(Records excerpted from a collection)
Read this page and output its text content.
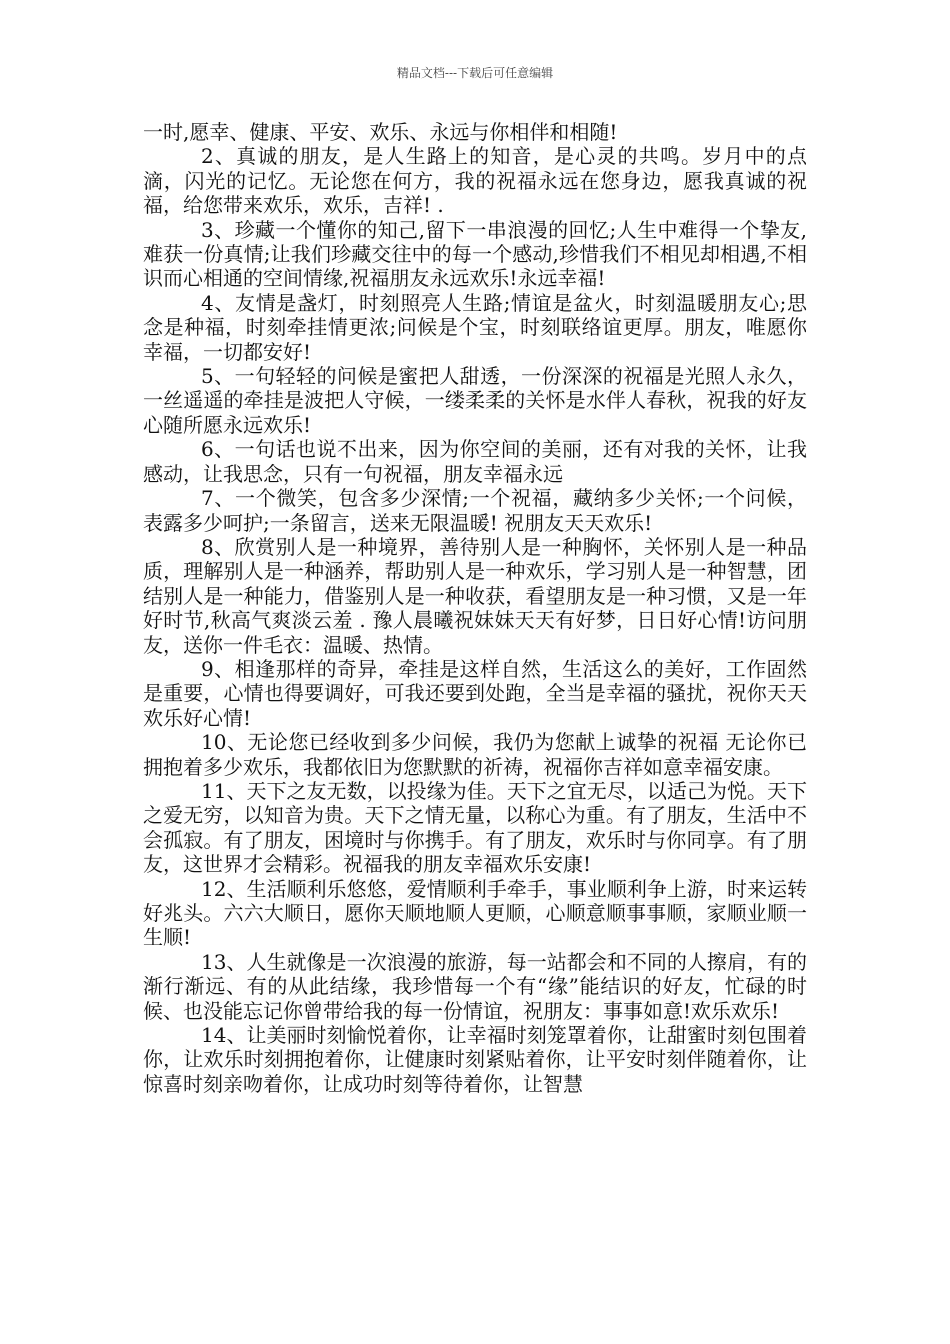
精品文档---下载后可任意编辑

一时,愿幸、健康、平安、欢乐、永远与你相伴和相随!

2、真诚的朋友，是人生路上的知音，是心灵的共鸣。岁月中的点滴，闪光的记忆。无论您在何方，我的祝福永远在您身边，愿我真诚的祝福，给您带来欢乐，欢乐，吉祥! .

3、珍藏一个懂你的知己,留下一串浪漫的回忆;人生中难得一个挚友,难获一份真情;让我们珍藏交往中的每一个感动,珍惜我们不相见却相遇,不相识而心相通的空间情缘,祝福朋友永远欢乐!永远幸福!

4、友情是盏灯，时刻照亮人生路;情谊是盆火，时刻温暖朋友心;思念是种福，时刻牵挂情更浓;问候是个宝，时刻联络谊更厚。朋友，唯愿你幸福，一切都安好!

5、一句轻轻的问候是蜜把人甜透，一份深深的祝福是光照人永久，一丝遥遥的牵挂是波把人守候，一缕柔柔的关怀是水伴人春秋，祝我的好友心随所愿永远欢乐!

6、一句话也说不出来，因为你空间的美丽，还有对我的关怀，让我感动，让我思念，只有一句祝福，朋友幸福永远

7、一个微笑，包含多少深情;一个祝福，藏纳多少关怀;一个问候，表露多少呵护;一条留言，送来无限温暖! 祝朋友天天欢乐!

8、欣赏别人是一种境界，善待别人是一种胸怀，关怀别人是一种品质，理解别人是一种涵养，帮助别人是一种欢乐，学习别人是一种智慧，团结别人是一种能力，借鉴别人是一种收获，看望朋友是一种习惯，又是一年好时节,秋高气爽淡云羞 . 豫人晨曦祝妹妹天天有好梦，日日好心情!访问朋友，送你一件毛衣：温暖、热情。

9、相逢那样的奇异，牵挂是这样自然，生活这么的美好，工作固然是重要，心情也得要调好，可我还要到处跑，全当是幸福的骚扰，祝你天天欢乐好心情!

10、无论您已经收到多少问候，我仍为您献上诚挚的祝福 无论你已拥抱着多少欢乐，我都依旧为您默默的祈祷，祝福你吉祥如意幸福安康。

11、天下之友无数，以投缘为佳。天下之宜无尽，以适己为悦。天下之爱无穷，以知音为贵。天下之情无量，以称心为重。有了朋友，生活中不会孤寂。有了朋友，困境时与你携手。有了朋友，欢乐时与你同享。有了朋友，这世界才会精彩。祝福我的朋友幸福欢乐安康!

12、生活顺利乐悠悠，爱情顺利手牵手，事业顺利争上游，时来运转好兆头。六六大顺日，愿你天顺地顺人更顺，心顺意顺事事顺，家顺业顺一生顺!

13、人生就像是一次浪漫的旅游，每一站都会和不同的人擦肩，有的渐行渐远、有的从此结缘，我珍惜每一个有“缘”能结识的好友，忙碌的时候、也没能忘记你曾带给我的每一份情谊，祝朋友：事事如意!欢乐欢乐!

14、让美丽时刻愉悦着你，让幸福时刻笼罩着你，让甜蜜时刻包围着你，让欢乐时刻拥抱着你，让健康时刻紧贴着你，让平安时刻伴随着你，让惊喜时刻亲吻着你，让成功时刻等待着你，让智慧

→ **Aim**
All entries must be written out again exactly as given, with no pictures in the copy.

→ **Solution for this exercise**
Read this page and output its text content.
精品文档---下载后可任意编辑

一时,愿幸、健康、平安、欢乐、永远与你相伴和相随!

2、真诚的朋友，是人生路上的知音，是心灵的共鸣。岁月中的点滴，闪光的记忆。无论您在何方，我的祝福永远在您身边，愿我真诚的祝福，给您带来欢乐，欢乐，吉祥! .

3、珍藏一个懂你的知己,留下一串浪漫的回忆;人生中难得一个挚友,难获一份真情;让我们珍藏交往中的每一个感动,珍惜我们不相见却相遇,不相识而心相通的空间情缘,祝福朋友永远欢乐!永远幸福!

4、友情是盏灯，时刻照亮人生路;情谊是盆火，时刻温暖朋友心;思念是种福，时刻牵挂情更浓;问候是个宝，时刻联络谊更厚。朋友，唯愿你幸福，一切都安好!

5、一句轻轻的问候是蜜把人甜透，一份深深的祝福是光照人永久，一丝遥遥的牵挂是波把人守候，一缕柔柔的关怀是水伴人春秋，祝我的好友心随所愿永远欢乐!

6、一句话也说不出来，因为你空间的美丽，还有对我的关怀，让我感动，让我思念，只有一句祝福，朋友幸福永远

7、一个微笑，包含多少深情;一个祝福，藏纳多少关怀;一个问候，表露多少呵护;一条留言，送来无限温暖! 祝朋友天天欢乐!

8、欣赏别人是一种境界，善待别人是一种胸怀，关怀别人是一种品质，理解别人是一种涵养，帮助别人是一种欢乐，学习别人是一种智慧，团结别人是一种能力，借鉴别人是一种收获，看望朋友是一种习惯，又是一年好时节,秋高气爽淡云羞 . 豫人晨曦祝妹妹天天有好梦，日日好心情!访问朋友，送你一件毛衣：温暖、热情。

9、相逢那样的奇异，牵挂是这样自然，生活这么的美好，工作固然是重要，心情也得要调好，可我还要到处跑，全当是幸福的骚扰，祝你天天欢乐好心情!

10、无论您已经收到多少问候，我仍为您献上诚挚的祝福 无论你已拥抱着多少欢乐，我都依旧为您默默的祈祷，祝福你吉祥如意幸福安康。

11、天下之友无数，以投缘为佳。天下之宜无尽，以适己为悦。天下之爱无穷，以知音为贵。天下之情无量，以称心为重。有了朋友，生活中不会孤寂。有了朋友，困境时与你携手。有了朋友，欢乐时与你同享。有了朋友，这世界才会精彩。祝福我的朋友幸福欢乐安康!

12、生活顺利乐悠悠，爱情顺利手牵手，事业顺利争上游，时来运转好兆头。六六大顺日，愿你天顺地顺人更顺，心顺意顺事事顺，家顺业顺一生顺!

13、人生就像是一次浪漫的旅游，每一站都会和不同的人擦肩，有的渐行渐远、有的从此结缘，我珍惜每一个有“缘”能结识的好友，忙碌的时候、也没能忘记你曾带给我的每一份情谊，祝朋友：事事如意!欢乐欢乐!

14、让美丽时刻愉悦着你，让幸福时刻笼罩着你，让甜蜜时刻包围着你，让欢乐时刻拥抱着你，让健康时刻紧贴着你，让平安时刻伴随着你，让惊喜时刻亲吻着你，让成功时刻等待着你，让智慧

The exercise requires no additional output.